*Stated exercise*. State only the number of lines that include "into".

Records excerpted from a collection

------------------------------

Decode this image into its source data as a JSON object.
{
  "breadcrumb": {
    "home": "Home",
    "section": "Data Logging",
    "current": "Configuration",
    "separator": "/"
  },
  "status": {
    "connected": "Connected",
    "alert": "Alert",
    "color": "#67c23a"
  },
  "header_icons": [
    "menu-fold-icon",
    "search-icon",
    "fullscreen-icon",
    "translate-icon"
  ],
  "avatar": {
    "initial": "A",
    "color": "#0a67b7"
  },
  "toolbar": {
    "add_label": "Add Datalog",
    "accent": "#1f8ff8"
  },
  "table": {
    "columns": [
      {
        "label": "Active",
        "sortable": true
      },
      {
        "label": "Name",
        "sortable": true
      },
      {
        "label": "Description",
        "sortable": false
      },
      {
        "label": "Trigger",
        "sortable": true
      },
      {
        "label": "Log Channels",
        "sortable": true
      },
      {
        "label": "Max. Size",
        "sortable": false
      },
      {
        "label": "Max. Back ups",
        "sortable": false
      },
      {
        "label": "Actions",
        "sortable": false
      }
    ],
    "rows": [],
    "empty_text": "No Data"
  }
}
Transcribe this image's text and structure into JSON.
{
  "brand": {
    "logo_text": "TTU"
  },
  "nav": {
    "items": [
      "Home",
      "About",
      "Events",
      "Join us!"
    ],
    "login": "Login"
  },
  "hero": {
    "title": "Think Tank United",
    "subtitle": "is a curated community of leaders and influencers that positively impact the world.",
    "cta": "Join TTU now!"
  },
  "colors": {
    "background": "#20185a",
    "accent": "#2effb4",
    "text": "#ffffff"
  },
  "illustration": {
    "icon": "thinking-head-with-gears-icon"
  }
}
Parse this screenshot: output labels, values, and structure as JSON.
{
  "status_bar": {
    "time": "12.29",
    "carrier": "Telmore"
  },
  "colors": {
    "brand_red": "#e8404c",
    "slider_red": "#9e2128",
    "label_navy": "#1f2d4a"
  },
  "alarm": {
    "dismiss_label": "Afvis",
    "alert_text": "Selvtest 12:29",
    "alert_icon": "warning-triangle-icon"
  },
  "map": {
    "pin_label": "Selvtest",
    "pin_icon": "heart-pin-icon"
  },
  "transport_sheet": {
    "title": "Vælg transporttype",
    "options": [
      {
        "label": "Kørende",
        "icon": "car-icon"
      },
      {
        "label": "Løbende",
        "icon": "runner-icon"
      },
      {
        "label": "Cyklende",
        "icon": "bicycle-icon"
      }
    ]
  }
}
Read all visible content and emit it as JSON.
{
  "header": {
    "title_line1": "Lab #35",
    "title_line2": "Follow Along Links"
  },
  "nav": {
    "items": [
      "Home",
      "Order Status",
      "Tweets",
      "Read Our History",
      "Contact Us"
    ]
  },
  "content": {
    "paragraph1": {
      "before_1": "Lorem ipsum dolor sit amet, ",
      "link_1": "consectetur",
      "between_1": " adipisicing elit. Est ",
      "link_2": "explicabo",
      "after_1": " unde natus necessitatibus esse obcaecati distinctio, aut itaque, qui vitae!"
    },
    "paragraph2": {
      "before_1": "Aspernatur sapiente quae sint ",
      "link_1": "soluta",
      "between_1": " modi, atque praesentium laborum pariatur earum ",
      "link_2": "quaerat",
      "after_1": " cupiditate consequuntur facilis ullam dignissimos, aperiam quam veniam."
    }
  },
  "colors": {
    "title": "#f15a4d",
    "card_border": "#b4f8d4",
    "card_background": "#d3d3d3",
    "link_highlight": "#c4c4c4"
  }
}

------------------------------

*Full output*. 2